RECORDS FOR THE TASK.

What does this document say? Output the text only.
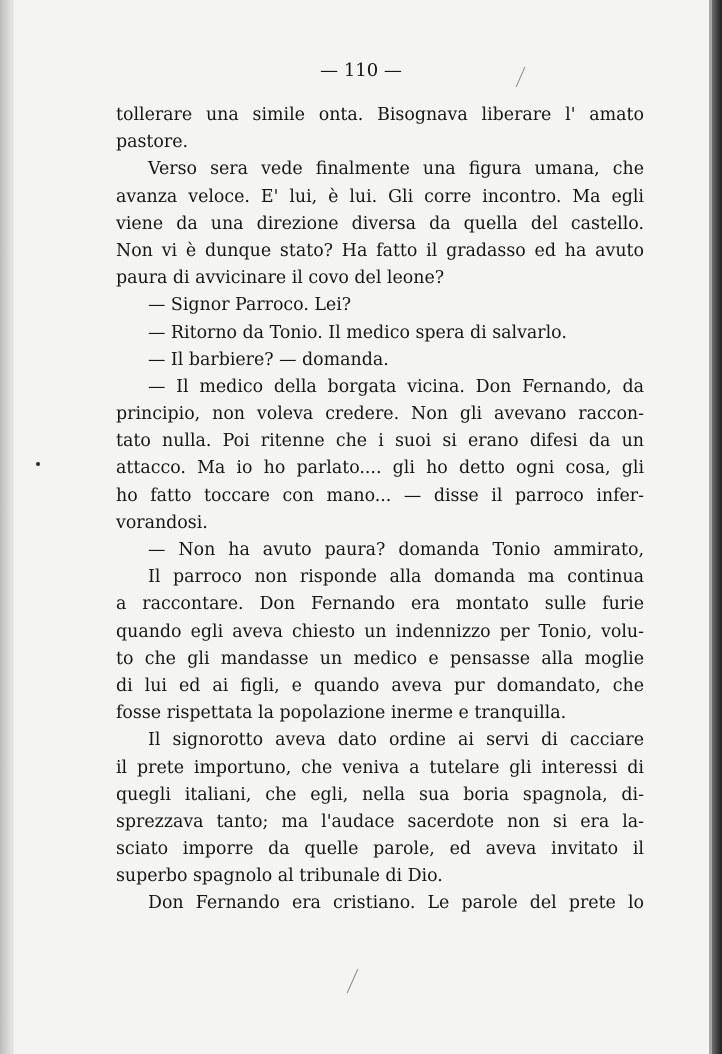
— 110 —
tollerare una simile onta. Bisognava liberare l' amato
pastore.
Verso sera vede finalmente una figura umana, che
avanza veloce. E' lui, è lui. Gli corre incontro. Ma egli
viene da una direzione diversa da quella del castello.
Non vi è dunque stato? Ha fatto il gradasso ed ha avuto
paura di avvicinare il covo del leone?
— Signor Parroco. Lei?
— Ritorno da Tonio. Il medico spera di salvarlo.
— Il barbiere? — domanda.
— Il medico della borgata vicina. Don Fernando, da
principio, non voleva credere. Non gli avevano raccon-
tato nulla. Poi ritenne che i suoi si erano difesi da un
attacco. Ma io ho parlato.... gli ho detto ogni cosa, gli
ho fatto toccare con mano... — disse il parroco infer-
vorandosi.
— Non ha avuto paura? domanda Tonio ammirato,
Il parroco non risponde alla domanda ma continua
a raccontare. Don Fernando era montato sulle furie
quando egli aveva chiesto un indennizzo per Tonio, volu-
to che gli mandasse un medico e pensasse alla moglie
di lui ed ai figli, e quando aveva pur domandato, che
fosse rispettata la popolazione inerme e tranquilla.
Il signorotto aveva dato ordine ai servi di cacciare
il prete importuno, che veniva a tutelare gli interessi di
quegli italiani, che egli, nella sua boria spagnola, di-
sprezzava tanto; ma l'audace sacerdote non si era la-
sciato imporre da quelle parole, ed aveva invitato il
superbo spagnolo al tribunale di Dio.
Don Fernando era cristiano. Le parole del prete lo
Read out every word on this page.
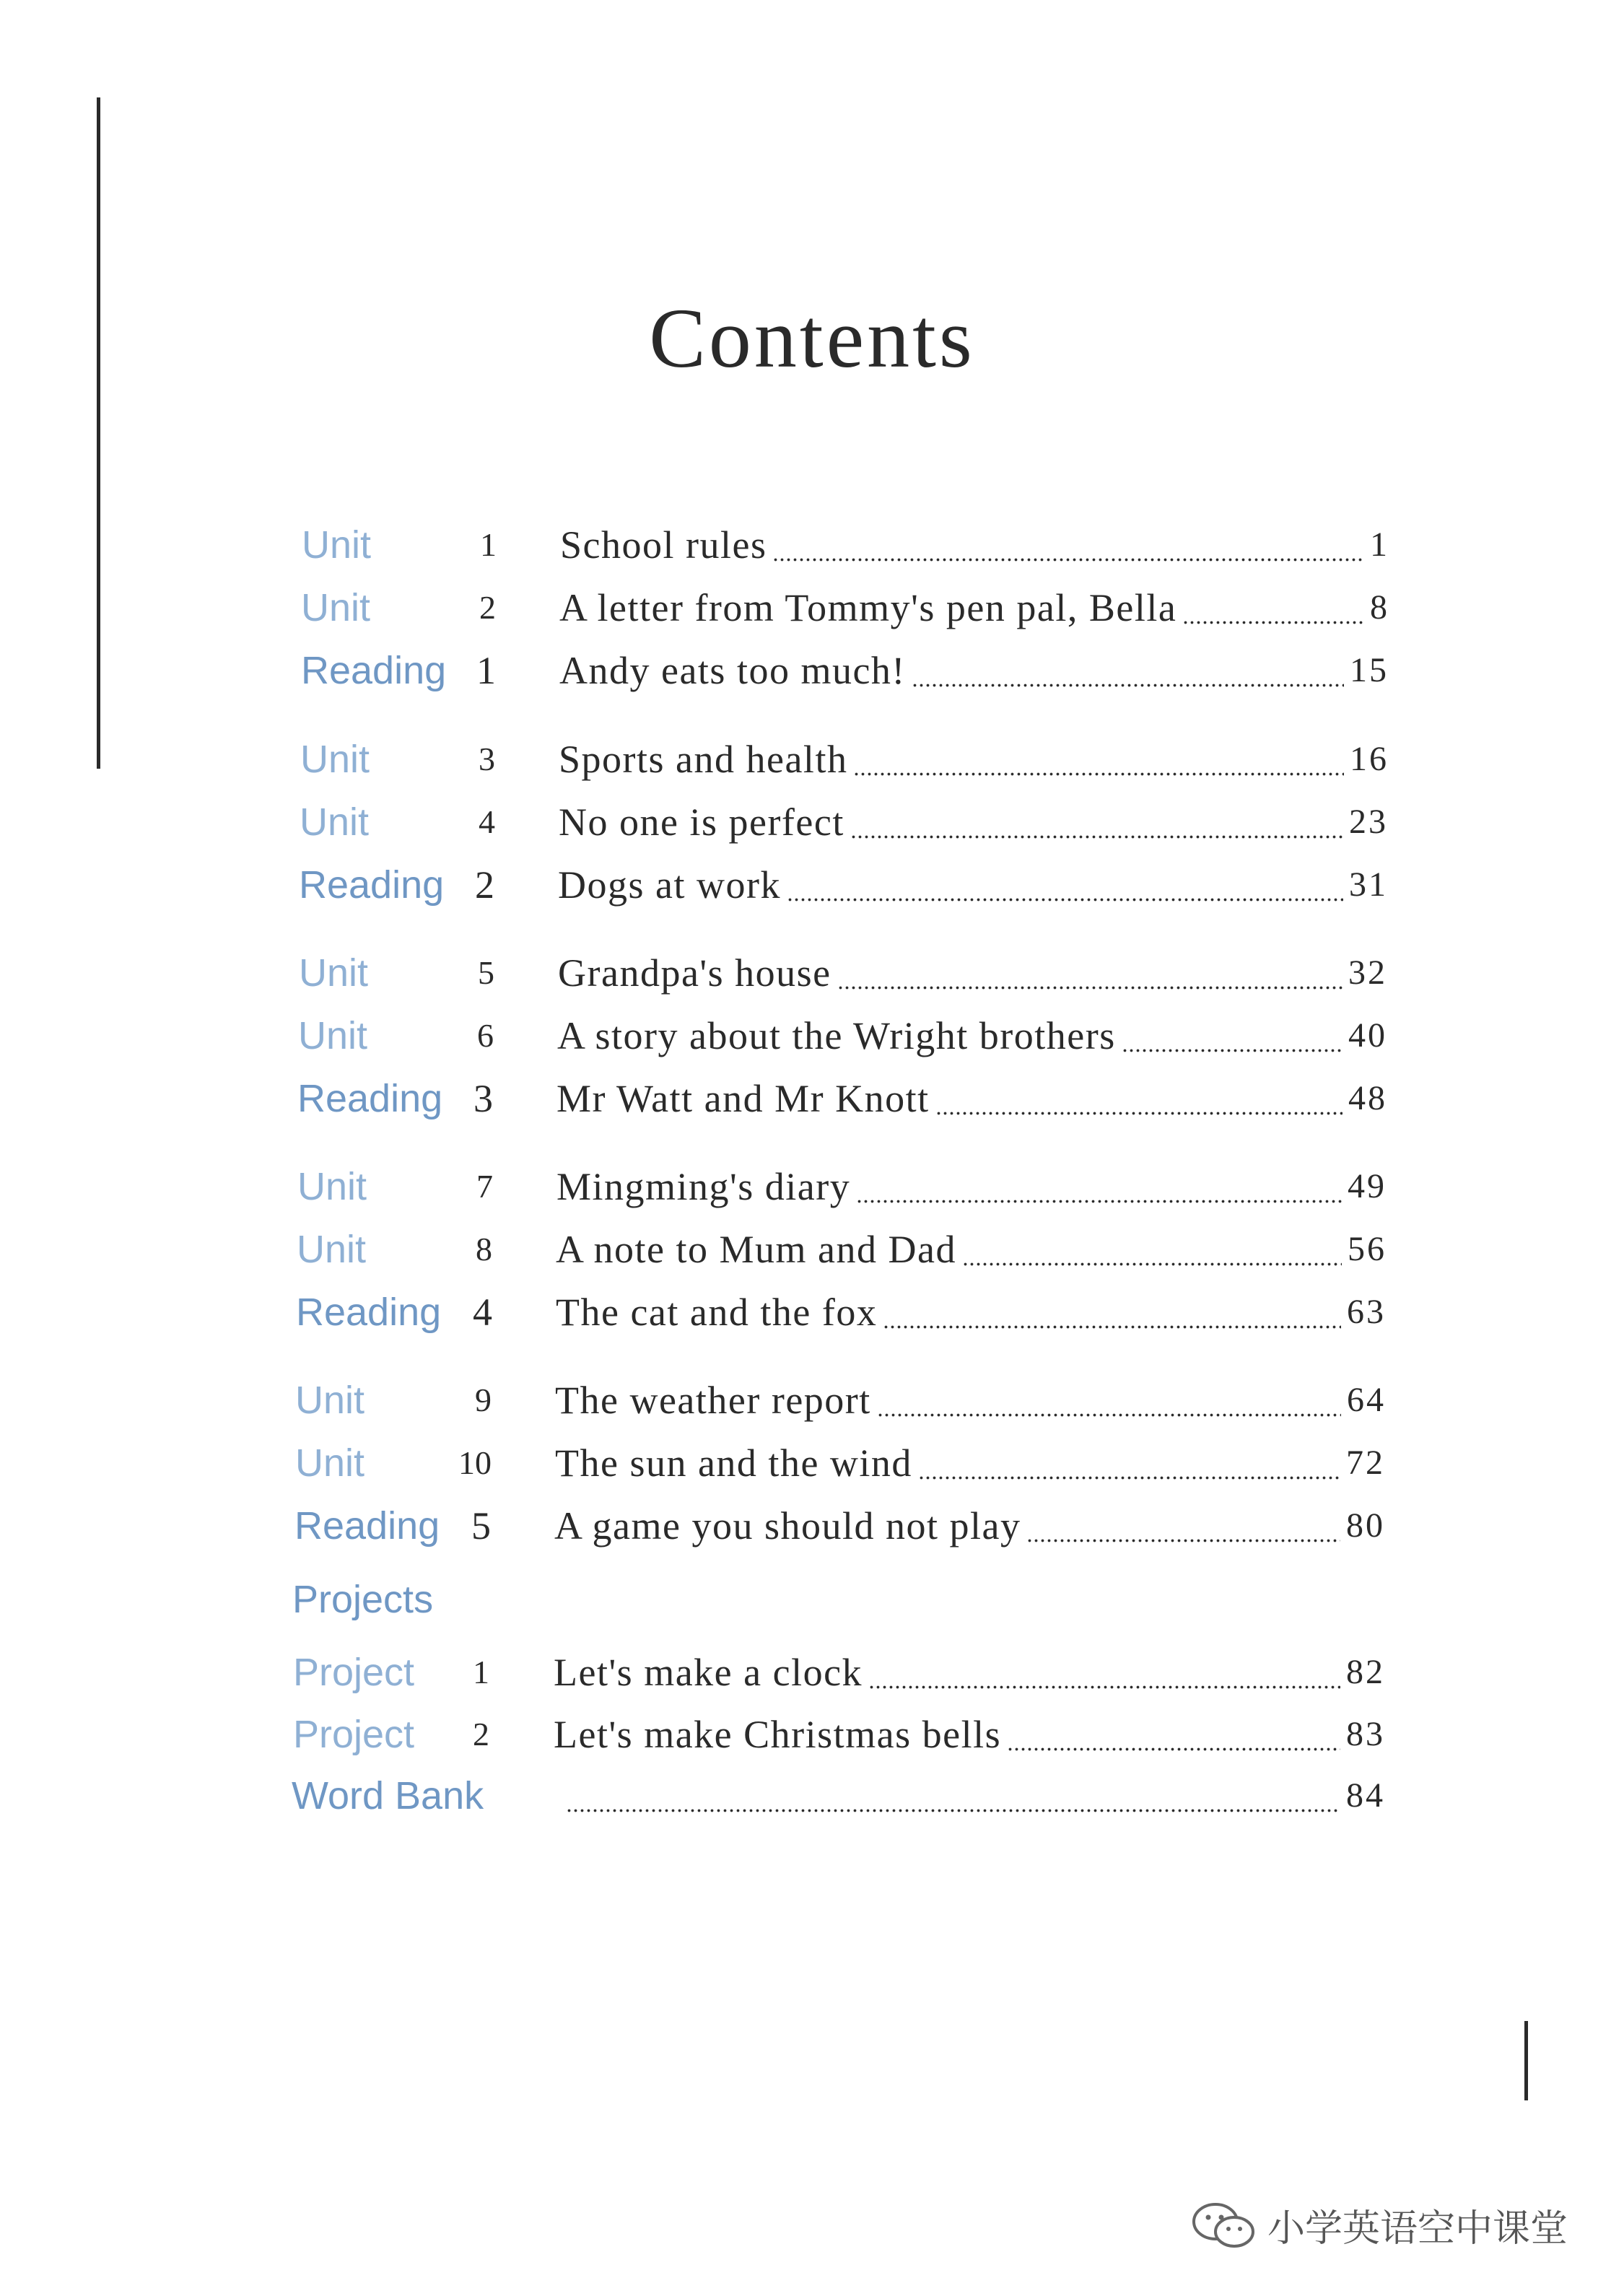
Contents
Unit	1 School rules	1
Unit	2 A letter from Tommy's pen pal, Bella	8
Reading 1 Andy eats too much!	15
Unit	3 Sports and health	16
Unit	4 No one is perfect	23
Reading 2 Dogs at work	31
Unit	5 Grandpa's house	32
Unit	6 A story about the Wright brothers	40
Reading 3 Mr Watt and Mr Knott	48
Unit	7 Mingming's diary	49
Unit	8 A note to Mum and Dad	56
Reading 4 The cat and the fox	63
Unit	9 The weather report	64
Unit	10 The sun and the wind	72
Reading 5 A game you should not play	80
Project	1 Let's make a clock	82
Project	2 Let's make Christmas bells	83
Word Bank	84
Projects
小学英语空中课堂
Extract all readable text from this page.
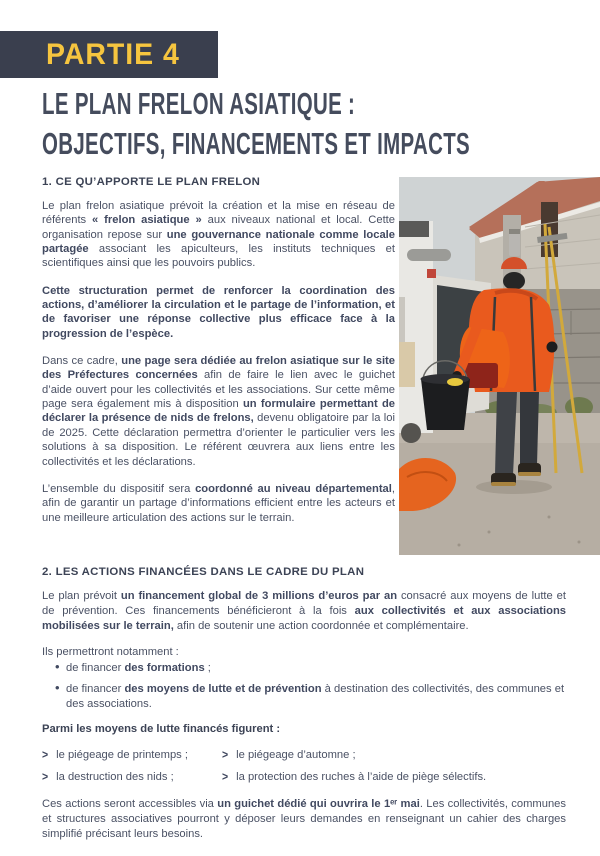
PARTIE 4
LE PLAN FRELON ASIATIQUE :
OBJECTIFS, FINANCEMENTS ET IMPACTS
1. CE QU’APPORTE LE PLAN FRELON

Le plan frelon asiatique prévoit la création et la mise en réseau de référents « frelon asiatique » aux niveaux national et local. Cette organisation repose sur une gouvernance nationale comme locale partagée associant les apiculteurs, les instituts techniques et scientifiques ainsi que les pouvoirs publics.

Cette structuration permet de renforcer la coordination des actions, d’améliorer la circulation et le partage de l’information, et de favoriser une réponse collective plus efficace face à la progression de l’espèce.

Dans ce cadre, une page sera dédiée au frelon asiatique sur le site des Préfectures concernées afin de faire le lien avec le guichet d’aide ouvert pour les collectivités et les associations. Sur cette même page sera également mis à disposition un formulaire permettant de déclarer la présence de nids de frelons, devenu obligatoire par la loi de 2025. Cette déclaration permettra d’orienter le particulier vers les solutions à sa disposition. Le référent œuvrera aux liens entre les collectivités et les déclarations.

L’ensemble du dispositif sera coordonné au niveau départemental, afin de garantir un partage d’informations efficient entre les acteurs et une meilleure articulation des actions sur le terrain.

2. LES ACTIONS FINANCÉES DANS LE CADRE DU PLAN

Le plan prévoit un financement global de 3 millions d’euros par an consacré aux moyens de lutte et de prévention. Ces financements bénéficieront à la fois aux collectivités et aux associations mobilisées sur le terrain, afin de soutenir une action coordonnée et complémentaire.

Ils permettront notamment :

• de financer des formations ;
• de financer des moyens de lutte et de prévention à destination des collectivités, des communes et des associations.

Parmi les moyens de lutte financés figurent :

> le piégeage de printemps ;	> le piégeage d’automne ;
> la destruction des nids ;	> la protection des ruches à l’aide de piège sélectifs.

Ces actions seront accessibles via un guichet dédié qui ouvrira le 1ᵉʳ mai. Les collectivités, communes et structures associatives pourront y déposer leurs demandes en renseignant un cahier des charges simplifié précisant leurs besoins.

EXERCISE TASK.
Search the lines for "aide". Copy each line that has it.

EXERCISE SOLUTION.
Dans ce cadre, une page sera dédiée au frelon asiatique sur le site des Préfectures concernées afin de faire le lien avec le guichet d’aide ouvert pour les collectivités et les associations. Sur cette même page sera également mis à disposition un formulaire permettant de déclarer la présence de nids de frelons, devenu obligatoire par la loi de 2025. Cette déclaration permettra d’orienter le particulier vers les solutions à sa disposition. Le référent œuvrera aux liens entre les collectivités et les déclarations.
> la destruction des nids ;	> la protection des ruches à l’aide de piège sélectifs.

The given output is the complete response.